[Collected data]
"""

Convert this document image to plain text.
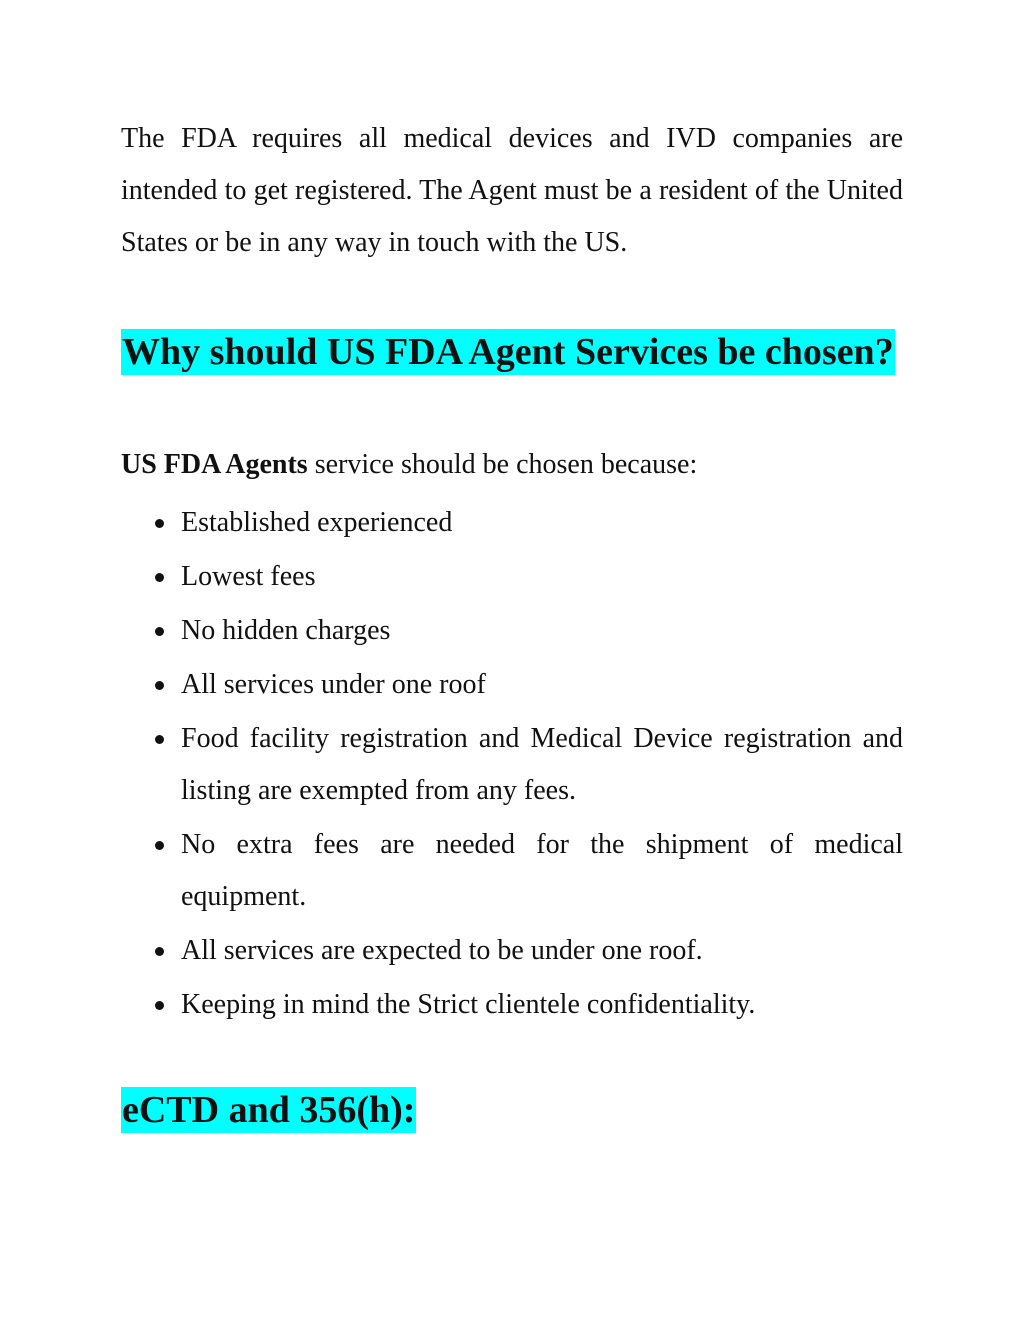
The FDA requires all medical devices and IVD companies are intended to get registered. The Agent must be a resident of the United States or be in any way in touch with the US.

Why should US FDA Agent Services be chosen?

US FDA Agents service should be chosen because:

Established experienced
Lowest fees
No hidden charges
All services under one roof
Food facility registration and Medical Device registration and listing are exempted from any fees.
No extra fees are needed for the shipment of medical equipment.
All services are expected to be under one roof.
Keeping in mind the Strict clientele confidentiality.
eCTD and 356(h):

"""
"""

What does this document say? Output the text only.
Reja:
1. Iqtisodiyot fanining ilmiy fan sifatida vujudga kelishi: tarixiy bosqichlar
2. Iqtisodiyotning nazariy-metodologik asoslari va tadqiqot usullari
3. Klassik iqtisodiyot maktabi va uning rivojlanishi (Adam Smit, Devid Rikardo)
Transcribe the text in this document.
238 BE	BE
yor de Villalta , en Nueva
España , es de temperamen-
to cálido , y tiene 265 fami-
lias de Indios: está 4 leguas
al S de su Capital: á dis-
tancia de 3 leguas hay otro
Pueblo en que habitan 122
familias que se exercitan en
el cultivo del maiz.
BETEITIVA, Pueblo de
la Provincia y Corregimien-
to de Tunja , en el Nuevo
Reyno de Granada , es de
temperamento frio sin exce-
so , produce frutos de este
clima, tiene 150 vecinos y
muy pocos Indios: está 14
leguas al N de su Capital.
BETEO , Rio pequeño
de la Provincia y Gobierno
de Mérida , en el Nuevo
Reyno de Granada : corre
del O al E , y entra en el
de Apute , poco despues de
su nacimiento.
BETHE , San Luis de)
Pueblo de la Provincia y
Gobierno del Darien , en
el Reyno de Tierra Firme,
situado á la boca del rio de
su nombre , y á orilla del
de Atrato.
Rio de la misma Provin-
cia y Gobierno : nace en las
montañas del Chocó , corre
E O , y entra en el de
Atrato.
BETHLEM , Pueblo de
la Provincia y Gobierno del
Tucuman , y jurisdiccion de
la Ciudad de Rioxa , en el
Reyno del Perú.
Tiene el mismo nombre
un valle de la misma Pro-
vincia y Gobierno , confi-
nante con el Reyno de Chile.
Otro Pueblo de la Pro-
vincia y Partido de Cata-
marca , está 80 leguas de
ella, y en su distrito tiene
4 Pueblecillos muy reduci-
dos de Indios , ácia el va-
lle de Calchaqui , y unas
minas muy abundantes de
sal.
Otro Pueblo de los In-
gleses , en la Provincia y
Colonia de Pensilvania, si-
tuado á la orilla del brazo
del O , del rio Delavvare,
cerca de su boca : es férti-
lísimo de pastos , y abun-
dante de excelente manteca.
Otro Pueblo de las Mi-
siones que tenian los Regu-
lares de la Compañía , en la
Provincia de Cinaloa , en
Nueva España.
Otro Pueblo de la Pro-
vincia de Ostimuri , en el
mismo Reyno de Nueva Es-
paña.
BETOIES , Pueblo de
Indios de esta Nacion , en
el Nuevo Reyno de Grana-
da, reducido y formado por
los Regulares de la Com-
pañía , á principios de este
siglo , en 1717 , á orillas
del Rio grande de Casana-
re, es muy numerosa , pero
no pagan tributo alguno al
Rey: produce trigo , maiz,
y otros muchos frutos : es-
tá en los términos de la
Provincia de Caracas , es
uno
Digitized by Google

"""

Of the lines above, how many include the word "chosen"? Reply with the number only.

[Reply] 2